* [What is expected] Without the pictures, can you quote each line below exactly?

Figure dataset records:
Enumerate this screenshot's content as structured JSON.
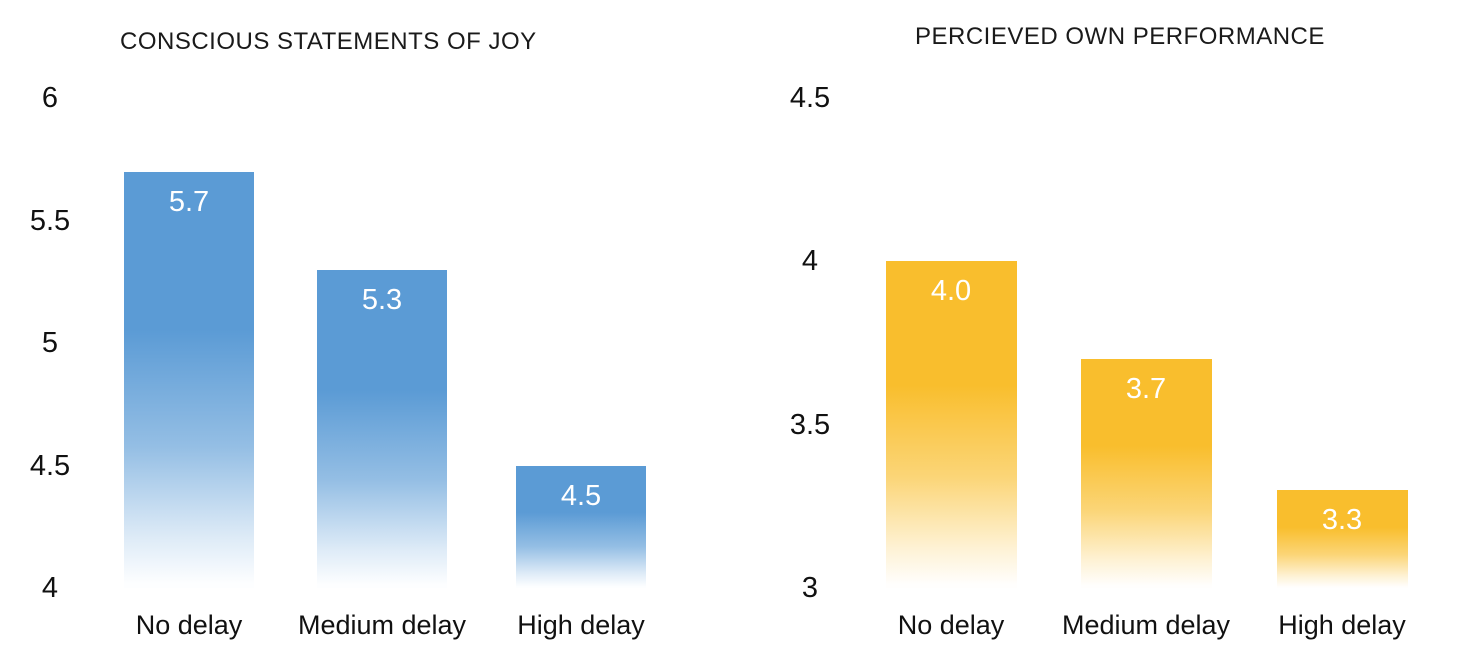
{
  "page": {
    "background_color": "#ffffff",
    "text_color": "#1a1a1a"
  },
  "chart_data": [
    {
      "type": "bar",
      "title": "CONSCIOUS STATEMENTS OF JOY",
      "categories": [
        "No delay",
        "Medium delay",
        "High delay"
      ],
      "values": [
        5.7,
        5.3,
        4.5
      ],
      "value_labels": [
        "5.7",
        "5.3",
        "4.5"
      ],
      "ylim": [
        4,
        6
      ],
      "yticks": [
        6,
        5.5,
        5,
        4.5,
        4
      ],
      "ytick_labels": [
        "6",
        "5.5",
        "5",
        "4.5",
        "4"
      ],
      "xlabel": "",
      "ylabel": "",
      "grid": false,
      "legend": "none",
      "bar_color": "#5B9BD5",
      "bar_fade_to": "#FFFFFF",
      "value_label_color": "#FFFFFF"
    },
    {
      "type": "bar",
      "title": "PERCIEVED OWN PERFORMANCE",
      "categories": [
        "No delay",
        "Medium delay",
        "High delay"
      ],
      "values": [
        4.0,
        3.7,
        3.3
      ],
      "value_labels": [
        "4.0",
        "3.7",
        "3.3"
      ],
      "ylim": [
        3,
        4.5
      ],
      "yticks": [
        4.5,
        4,
        3.5,
        3
      ],
      "ytick_labels": [
        "4.5",
        "4",
        "3.5",
        "3"
      ],
      "xlabel": "",
      "ylabel": "",
      "grid": false,
      "legend": "none",
      "bar_color": "#F9BE2D",
      "bar_fade_to": "#FFFFFF",
      "value_label_color": "#FFFFFF"
    }
  ]
}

* [Solved problem]
Enumerate this screenshot's content as structured JSON.
{
  "page": {
    "background_color": "#ffffff",
    "text_color": "#1a1a1a"
  },
  "chart_data": [
    {
      "type": "bar",
      "title": "CONSCIOUS STATEMENTS OF JOY",
      "categories": [
        "No delay",
        "Medium delay",
        "High delay"
      ],
      "values": [
        5.7,
        5.3,
        4.5
      ],
      "value_labels": [
        "5.7",
        "5.3",
        "4.5"
      ],
      "ylim": [
        4,
        6
      ],
      "yticks": [
        6,
        5.5,
        5,
        4.5,
        4
      ],
      "ytick_labels": [
        "6",
        "5.5",
        "5",
        "4.5",
        "4"
      ],
      "xlabel": "",
      "ylabel": "",
      "grid": false,
      "legend": "none",
      "bar_color": "#5B9BD5",
      "bar_fade_to": "#FFFFFF",
      "value_label_color": "#FFFFFF"
    },
    {
      "type": "bar",
      "title": "PERCIEVED OWN PERFORMANCE",
      "categories": [
        "No delay",
        "Medium delay",
        "High delay"
      ],
      "values": [
        4.0,
        3.7,
        3.3
      ],
      "value_labels": [
        "4.0",
        "3.7",
        "3.3"
      ],
      "ylim": [
        3,
        4.5
      ],
      "yticks": [
        4.5,
        4,
        3.5,
        3
      ],
      "ytick_labels": [
        "4.5",
        "4",
        "3.5",
        "3"
      ],
      "xlabel": "",
      "ylabel": "",
      "grid": false,
      "legend": "none",
      "bar_color": "#F9BE2D",
      "bar_fade_to": "#FFFFFF",
      "value_label_color": "#FFFFFF"
    }
  ]
}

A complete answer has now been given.